# [WHAT TO WORK ON]
**1.** Reproduce the passage of the response parameter documentation that opens with the words containing "equals : equals" and closes with "0.0 in the driver.", copying it word for word.
**2.** Please pick up the response parameter documentation right after its last sentence and keep writing it.

# [QUOTED TEXT]

^^^^^^^^

The response can be scaled using ref and ref0. The argument ref0 represents the physical value when the scaled value is 0. The argument ref represents the physical value when the scaled value is 1.

Parameters:
name : string

Name of the response variable in the system.

type_ : string

The type of response. Supported values are ‘con’ and ‘obj’

lower : float or ndarray, optional

Lower boundary for the variable

upper : upper or ndarray, optional

Upper boundary for the variable

equals : equals or ndarray, optional

Equality constraint value for the variable

ref : float or ndarray, optional

Value of response variable that scales to 1.0 in the driver.

ref0 : upper or ndarray, optional

Value of response variable that scales to 0.0 in the driver.

indices : sequence of int, optional

If variable is an array, these indicate which entries are of interest for this particular response.

index : int, optional

If variable is an array, this indicates which entry is of interest for this particular response.

adder : float or ndarray, optional

Value to add to the model value to get the scaled value. Adder is first in precedence.

scaler : float or ndarray, optional

value to multiply the model value to get the scaled value. Scaler is second in precedence.

linear : bool

Set to True if constraint is linear. Default is False.

^^^^^^^^

# [MATERIAL]
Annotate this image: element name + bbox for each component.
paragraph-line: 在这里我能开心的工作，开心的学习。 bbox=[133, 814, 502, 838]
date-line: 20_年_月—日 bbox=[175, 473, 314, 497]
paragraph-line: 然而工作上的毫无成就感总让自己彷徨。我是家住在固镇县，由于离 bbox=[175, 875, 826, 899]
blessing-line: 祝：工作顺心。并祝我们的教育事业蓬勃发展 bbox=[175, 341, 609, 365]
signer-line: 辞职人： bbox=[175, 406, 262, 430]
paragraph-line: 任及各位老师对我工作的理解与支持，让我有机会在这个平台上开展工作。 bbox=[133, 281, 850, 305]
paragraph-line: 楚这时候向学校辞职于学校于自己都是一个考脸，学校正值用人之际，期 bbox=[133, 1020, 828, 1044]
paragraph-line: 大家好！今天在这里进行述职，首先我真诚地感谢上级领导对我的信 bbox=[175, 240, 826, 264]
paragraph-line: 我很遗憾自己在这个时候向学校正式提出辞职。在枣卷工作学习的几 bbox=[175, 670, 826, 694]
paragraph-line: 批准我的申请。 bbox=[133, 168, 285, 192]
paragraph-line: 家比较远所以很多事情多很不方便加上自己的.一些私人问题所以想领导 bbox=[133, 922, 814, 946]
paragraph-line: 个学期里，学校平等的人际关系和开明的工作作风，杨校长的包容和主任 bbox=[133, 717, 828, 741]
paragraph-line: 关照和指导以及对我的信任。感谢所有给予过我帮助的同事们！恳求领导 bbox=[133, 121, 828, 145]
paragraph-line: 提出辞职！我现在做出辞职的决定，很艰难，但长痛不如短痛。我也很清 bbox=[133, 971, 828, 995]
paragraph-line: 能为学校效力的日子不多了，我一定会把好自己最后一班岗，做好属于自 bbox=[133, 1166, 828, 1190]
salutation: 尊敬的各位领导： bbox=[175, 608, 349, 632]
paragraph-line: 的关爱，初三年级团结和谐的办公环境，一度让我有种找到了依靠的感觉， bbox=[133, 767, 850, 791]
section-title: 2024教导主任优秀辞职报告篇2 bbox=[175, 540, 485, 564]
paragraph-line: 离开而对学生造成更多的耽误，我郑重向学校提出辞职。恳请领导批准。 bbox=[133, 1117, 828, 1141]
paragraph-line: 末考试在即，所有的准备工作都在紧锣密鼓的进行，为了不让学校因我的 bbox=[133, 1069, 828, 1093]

^^^^^^^^

# [RESPONSE LIST]
**1.**
equals : equals or ndarray, optional

Equality constraint value for the variable

ref : float or ndarray, optional

Value of response variable that scales to 1.0 in the driver.

ref0 : upper or ndarray, optional

Value of response variable that scales to 0.0 in the driver.

**2.**
parallel_deriv_color : string

If specified, this design var will be grouped for parallel derivative calculations with other variables sharing the same parallel_deriv_color.

vectorize_derivs : bool

If True, vectorize derivative calculations.

cache_linear_solution : bool

If True, store the linear solution vectors for this variable so they can be used to start the next linear solution with an initial guess equal to the solution from the previous linear solve.

check_config(logger)[source]

Perform optional error checks.

Parameters:
logger : object

The object that manages logging output.

cleanup()[source]

Clean up resources prior to exit.

get_constraints(recurse=True)[source]

Get the Constraint settings from this system.

Retrieve the constraint settings for the current system as a dict, keyed by variable name.

Parameters:
recurse : bool, optional

If True, recurse through the subsystems and return the path of all constraints relative to the this system.

Returns:
dict

The constraints defined in the current system.

get_design_vars(recurse=True, get_sizes=True)[source]

Get the DesignVariable settings from this system.

Retrieve all design variable settings from the system and, if recurse is True, all of its subsystems.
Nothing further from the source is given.